EXERCISE PROMPT:
Extract every line that contains the word "tellus".

INPUT RECORDS:
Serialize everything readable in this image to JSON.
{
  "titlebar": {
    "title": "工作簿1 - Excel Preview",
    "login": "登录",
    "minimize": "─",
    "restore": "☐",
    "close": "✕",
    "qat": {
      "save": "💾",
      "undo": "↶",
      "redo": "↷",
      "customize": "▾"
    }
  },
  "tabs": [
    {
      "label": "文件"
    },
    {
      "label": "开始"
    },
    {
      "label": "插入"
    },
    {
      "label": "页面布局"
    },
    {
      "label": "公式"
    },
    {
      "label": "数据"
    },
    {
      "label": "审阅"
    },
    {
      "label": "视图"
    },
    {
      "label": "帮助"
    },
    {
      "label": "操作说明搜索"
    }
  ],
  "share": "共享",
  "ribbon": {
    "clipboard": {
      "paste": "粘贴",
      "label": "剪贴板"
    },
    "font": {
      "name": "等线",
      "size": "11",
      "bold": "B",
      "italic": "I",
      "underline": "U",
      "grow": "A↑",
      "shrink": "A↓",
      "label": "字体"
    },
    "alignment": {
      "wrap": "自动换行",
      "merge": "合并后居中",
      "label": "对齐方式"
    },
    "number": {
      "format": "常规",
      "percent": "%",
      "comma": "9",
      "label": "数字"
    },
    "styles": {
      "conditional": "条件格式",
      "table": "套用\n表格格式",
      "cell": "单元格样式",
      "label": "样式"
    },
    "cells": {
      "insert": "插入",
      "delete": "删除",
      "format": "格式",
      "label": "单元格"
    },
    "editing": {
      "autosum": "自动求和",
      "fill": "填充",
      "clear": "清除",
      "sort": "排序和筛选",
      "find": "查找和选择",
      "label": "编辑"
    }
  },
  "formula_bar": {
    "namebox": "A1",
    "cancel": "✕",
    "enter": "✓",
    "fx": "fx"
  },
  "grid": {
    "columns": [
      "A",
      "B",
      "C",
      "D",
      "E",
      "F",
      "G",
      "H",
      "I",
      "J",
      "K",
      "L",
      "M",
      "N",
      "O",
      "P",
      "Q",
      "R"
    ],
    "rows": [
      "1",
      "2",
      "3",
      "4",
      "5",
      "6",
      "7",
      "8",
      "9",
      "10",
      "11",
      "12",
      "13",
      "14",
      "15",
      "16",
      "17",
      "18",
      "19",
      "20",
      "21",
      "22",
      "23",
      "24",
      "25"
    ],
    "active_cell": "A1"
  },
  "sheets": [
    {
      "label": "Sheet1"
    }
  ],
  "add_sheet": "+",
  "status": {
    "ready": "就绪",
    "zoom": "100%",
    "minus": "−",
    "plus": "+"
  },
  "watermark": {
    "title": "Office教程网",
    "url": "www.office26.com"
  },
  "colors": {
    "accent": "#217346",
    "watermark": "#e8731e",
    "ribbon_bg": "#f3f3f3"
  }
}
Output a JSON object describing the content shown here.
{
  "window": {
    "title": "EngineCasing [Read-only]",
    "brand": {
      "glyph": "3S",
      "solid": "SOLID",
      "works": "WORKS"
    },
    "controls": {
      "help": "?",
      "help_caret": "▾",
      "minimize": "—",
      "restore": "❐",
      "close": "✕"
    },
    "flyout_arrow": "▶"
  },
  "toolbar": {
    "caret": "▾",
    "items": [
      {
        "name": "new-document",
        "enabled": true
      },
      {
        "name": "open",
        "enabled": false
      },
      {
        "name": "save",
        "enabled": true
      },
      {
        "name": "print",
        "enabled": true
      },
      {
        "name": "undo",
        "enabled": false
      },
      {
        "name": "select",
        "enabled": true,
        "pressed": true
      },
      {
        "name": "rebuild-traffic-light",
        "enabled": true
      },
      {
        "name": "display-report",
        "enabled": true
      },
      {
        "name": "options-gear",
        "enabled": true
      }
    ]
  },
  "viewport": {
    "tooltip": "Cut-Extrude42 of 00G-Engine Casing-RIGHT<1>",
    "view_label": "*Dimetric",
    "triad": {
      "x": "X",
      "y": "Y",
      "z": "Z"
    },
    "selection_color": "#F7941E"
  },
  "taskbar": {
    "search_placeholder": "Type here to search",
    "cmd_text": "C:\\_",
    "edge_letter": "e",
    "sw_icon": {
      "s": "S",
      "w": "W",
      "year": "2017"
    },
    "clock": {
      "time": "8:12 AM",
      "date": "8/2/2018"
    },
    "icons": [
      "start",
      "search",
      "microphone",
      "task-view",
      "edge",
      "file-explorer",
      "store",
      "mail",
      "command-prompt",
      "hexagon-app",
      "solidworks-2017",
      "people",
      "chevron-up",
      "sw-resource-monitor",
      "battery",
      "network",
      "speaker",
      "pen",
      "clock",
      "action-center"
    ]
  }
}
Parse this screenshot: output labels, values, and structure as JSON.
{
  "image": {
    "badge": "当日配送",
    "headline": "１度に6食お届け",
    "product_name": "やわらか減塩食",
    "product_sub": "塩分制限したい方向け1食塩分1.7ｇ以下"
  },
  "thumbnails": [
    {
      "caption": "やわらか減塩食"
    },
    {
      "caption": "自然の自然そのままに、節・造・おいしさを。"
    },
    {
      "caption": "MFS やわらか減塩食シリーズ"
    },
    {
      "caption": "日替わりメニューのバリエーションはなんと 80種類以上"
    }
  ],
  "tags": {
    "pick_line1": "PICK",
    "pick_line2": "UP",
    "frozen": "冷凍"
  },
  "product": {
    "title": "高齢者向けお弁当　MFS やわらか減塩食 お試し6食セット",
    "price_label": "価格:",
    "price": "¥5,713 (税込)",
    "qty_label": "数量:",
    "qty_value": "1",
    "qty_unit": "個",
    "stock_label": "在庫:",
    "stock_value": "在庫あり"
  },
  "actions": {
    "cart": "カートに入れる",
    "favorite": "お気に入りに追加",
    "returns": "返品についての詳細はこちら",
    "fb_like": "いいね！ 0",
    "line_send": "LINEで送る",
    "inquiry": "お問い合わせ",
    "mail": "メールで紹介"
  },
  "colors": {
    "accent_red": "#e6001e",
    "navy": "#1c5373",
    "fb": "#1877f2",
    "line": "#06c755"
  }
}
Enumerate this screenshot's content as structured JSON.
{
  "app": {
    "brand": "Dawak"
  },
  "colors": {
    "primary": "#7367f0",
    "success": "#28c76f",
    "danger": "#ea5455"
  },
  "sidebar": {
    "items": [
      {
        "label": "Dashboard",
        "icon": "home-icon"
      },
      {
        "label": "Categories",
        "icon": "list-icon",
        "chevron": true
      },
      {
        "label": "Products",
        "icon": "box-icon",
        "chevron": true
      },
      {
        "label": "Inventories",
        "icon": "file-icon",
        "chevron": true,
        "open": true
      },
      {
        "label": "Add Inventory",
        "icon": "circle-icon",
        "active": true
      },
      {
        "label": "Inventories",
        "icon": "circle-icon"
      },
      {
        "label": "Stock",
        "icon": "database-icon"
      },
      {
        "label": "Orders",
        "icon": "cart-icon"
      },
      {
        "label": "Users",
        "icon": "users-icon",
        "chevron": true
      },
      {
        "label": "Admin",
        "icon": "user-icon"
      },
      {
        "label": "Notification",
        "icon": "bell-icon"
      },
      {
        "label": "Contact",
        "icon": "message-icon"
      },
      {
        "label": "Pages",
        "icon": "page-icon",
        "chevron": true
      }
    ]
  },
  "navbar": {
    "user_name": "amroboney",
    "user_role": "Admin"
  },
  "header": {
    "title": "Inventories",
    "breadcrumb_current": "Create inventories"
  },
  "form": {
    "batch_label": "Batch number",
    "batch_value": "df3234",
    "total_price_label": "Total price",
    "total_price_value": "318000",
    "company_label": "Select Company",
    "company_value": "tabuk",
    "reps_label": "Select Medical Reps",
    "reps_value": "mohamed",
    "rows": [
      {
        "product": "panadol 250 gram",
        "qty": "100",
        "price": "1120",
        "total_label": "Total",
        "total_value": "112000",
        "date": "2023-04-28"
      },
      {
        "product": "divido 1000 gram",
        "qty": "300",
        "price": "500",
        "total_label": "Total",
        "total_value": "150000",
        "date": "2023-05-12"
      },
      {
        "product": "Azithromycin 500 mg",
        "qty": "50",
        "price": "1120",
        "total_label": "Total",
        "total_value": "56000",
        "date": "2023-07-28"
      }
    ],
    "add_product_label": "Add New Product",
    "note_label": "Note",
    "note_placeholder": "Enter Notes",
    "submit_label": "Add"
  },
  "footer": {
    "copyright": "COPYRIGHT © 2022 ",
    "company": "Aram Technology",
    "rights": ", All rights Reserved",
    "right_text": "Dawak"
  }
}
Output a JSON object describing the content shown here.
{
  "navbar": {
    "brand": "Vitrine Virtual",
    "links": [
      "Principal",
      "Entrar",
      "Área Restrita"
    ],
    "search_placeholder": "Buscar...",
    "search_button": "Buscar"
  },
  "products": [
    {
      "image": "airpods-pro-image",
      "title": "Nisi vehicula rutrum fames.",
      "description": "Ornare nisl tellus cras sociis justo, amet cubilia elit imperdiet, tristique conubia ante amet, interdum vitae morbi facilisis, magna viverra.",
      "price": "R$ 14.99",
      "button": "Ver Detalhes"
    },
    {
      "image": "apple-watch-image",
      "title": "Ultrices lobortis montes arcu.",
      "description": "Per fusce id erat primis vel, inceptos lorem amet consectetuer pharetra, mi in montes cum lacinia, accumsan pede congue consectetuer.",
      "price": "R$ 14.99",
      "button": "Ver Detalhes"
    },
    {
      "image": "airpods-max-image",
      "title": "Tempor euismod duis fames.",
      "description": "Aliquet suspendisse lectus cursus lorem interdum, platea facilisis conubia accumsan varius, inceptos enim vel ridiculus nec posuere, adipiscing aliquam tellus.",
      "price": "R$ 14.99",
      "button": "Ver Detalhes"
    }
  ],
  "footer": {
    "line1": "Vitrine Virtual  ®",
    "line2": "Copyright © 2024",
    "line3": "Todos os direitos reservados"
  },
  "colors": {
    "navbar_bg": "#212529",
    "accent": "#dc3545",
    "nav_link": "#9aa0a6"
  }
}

ANSWER TO THIS TASK:
      "description": "Ornare nisl tellus cras sociis justo, amet cubilia elit imperdiet, tristique conubia ante amet, interdum vitae morbi facilisis, magna viverra.",
      "description": "Aliquet suspendisse lectus cursus lorem interdum, platea facilisis conubia accumsan varius, inceptos enim vel ridiculus nec posuere, adipiscing aliquam tellus.",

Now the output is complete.